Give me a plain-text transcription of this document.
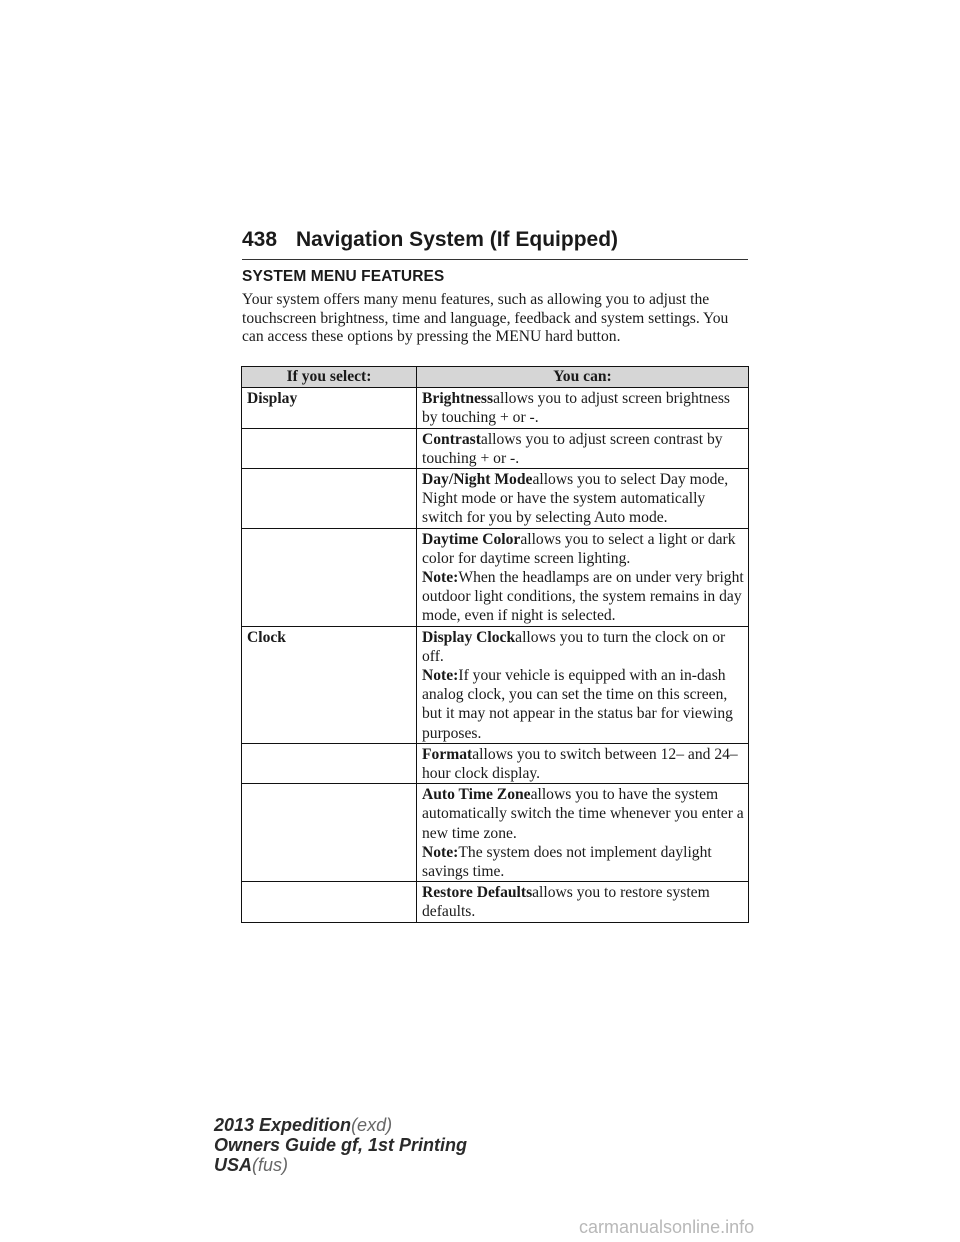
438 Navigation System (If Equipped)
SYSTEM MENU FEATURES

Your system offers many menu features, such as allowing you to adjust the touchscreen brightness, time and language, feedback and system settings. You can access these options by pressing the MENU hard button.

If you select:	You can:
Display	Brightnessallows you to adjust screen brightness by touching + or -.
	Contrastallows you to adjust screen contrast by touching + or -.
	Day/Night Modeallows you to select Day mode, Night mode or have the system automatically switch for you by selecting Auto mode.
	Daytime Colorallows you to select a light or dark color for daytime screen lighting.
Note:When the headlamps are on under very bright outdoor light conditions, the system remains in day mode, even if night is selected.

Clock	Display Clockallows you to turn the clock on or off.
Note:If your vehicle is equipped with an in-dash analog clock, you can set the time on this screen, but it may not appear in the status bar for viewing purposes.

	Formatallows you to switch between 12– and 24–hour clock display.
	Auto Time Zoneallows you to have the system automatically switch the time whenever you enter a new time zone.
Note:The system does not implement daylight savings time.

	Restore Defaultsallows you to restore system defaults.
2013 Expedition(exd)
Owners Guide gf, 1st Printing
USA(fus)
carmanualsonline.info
***
• Instruction
Scan the material above. Return every line containing the string "touching".

• Exercise result
Display	Brightnessallows you to adjust screen brightness by touching + or -.
	Contrastallows you to adjust screen contrast by touching + or -.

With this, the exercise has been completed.